* [REQUIREMENTS]: Gather each line containing the string "Auger" from these entries.

------------

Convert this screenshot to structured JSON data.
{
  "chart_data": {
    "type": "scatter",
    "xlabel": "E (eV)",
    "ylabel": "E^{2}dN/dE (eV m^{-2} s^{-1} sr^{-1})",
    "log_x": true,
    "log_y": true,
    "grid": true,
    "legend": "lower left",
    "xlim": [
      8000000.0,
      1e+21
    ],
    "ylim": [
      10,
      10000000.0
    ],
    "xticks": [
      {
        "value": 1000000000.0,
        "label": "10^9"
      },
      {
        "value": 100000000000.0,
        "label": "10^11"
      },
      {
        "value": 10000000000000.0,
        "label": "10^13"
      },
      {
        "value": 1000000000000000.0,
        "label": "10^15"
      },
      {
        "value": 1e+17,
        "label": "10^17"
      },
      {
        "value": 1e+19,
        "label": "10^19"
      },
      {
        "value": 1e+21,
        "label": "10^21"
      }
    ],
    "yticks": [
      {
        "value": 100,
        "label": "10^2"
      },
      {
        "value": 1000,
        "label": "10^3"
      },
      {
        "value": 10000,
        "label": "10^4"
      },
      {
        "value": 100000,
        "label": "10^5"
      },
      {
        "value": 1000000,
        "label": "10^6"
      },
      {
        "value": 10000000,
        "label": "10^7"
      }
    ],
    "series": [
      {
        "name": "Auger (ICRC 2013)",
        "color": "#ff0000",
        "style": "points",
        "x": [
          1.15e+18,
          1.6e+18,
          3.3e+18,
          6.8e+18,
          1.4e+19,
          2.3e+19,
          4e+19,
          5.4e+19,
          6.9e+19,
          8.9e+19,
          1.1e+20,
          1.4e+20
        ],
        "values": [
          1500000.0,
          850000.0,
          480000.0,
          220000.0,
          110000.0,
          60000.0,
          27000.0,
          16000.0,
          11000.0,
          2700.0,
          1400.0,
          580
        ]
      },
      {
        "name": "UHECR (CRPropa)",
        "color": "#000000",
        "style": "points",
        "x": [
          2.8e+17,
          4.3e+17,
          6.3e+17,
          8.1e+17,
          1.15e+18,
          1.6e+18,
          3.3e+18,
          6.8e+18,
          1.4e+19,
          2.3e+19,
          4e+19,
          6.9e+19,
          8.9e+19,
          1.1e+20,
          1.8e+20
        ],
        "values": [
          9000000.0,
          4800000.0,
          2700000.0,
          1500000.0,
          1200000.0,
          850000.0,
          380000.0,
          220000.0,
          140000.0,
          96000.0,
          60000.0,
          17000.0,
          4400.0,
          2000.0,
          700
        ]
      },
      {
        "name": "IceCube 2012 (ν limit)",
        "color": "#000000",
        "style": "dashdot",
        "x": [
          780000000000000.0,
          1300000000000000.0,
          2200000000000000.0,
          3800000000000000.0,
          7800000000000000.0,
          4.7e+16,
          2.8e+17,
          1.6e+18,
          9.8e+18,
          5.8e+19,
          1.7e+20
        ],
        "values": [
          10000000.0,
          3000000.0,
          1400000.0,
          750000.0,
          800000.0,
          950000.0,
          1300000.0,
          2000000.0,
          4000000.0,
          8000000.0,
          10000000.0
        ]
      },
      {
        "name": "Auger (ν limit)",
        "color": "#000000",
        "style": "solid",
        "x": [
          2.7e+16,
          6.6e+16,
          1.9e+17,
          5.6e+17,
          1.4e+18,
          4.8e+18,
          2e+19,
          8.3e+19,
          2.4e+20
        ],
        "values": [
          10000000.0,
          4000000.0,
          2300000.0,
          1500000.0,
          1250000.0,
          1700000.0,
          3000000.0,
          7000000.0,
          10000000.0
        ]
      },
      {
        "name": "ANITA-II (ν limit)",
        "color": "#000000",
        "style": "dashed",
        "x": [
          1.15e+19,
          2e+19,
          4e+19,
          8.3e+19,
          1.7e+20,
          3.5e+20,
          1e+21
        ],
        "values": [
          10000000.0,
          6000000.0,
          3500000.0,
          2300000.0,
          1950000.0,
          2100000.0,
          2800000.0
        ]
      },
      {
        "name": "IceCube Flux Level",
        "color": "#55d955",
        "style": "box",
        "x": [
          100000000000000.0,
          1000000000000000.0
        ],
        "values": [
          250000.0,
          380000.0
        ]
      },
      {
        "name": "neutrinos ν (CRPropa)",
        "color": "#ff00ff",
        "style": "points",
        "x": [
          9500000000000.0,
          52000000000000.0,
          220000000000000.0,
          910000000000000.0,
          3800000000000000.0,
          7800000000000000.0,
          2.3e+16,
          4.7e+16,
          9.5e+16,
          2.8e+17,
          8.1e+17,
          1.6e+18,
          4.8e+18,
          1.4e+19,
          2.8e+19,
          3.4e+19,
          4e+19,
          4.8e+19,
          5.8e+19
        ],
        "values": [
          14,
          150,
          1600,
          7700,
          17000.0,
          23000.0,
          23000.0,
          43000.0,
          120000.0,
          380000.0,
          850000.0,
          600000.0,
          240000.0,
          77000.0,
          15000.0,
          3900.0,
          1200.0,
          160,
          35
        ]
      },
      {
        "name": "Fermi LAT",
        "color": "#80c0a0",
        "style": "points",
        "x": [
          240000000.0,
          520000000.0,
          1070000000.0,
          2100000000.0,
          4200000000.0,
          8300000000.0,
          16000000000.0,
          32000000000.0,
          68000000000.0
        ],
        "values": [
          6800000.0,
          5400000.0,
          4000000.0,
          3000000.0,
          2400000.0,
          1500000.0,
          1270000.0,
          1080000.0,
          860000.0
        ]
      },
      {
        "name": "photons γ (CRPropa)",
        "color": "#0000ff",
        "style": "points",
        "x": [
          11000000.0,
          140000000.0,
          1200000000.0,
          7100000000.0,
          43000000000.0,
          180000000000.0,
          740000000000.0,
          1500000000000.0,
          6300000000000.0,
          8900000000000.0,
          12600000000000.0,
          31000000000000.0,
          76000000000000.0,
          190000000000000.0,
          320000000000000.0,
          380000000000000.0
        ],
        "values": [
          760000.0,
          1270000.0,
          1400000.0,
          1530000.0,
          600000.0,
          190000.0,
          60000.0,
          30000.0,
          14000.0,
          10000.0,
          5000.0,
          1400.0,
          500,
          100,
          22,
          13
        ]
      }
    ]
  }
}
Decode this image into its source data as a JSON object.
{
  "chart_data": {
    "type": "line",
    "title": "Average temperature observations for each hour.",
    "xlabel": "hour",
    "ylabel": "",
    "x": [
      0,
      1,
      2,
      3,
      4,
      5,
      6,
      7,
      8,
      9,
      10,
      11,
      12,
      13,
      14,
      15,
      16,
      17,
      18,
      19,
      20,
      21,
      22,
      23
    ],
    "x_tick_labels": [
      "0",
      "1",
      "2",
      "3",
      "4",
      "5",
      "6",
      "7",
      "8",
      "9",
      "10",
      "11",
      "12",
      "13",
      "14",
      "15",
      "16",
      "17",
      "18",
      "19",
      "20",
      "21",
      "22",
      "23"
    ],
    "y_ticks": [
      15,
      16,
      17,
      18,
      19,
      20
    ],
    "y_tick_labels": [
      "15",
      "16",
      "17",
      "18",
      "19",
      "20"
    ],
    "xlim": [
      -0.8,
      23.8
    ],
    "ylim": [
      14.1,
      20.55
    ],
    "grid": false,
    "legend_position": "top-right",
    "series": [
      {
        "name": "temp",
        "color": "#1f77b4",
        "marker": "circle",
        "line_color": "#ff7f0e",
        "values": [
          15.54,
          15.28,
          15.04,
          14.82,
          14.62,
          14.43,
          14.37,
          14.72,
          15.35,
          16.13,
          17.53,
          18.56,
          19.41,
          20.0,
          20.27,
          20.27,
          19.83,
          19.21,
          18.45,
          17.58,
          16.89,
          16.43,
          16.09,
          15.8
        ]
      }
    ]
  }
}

------------

* [RESPONSE TO THIS EXERCISE]:
        "name": "Auger (ICRC 2013)",
        "name": "Auger (ν limit)",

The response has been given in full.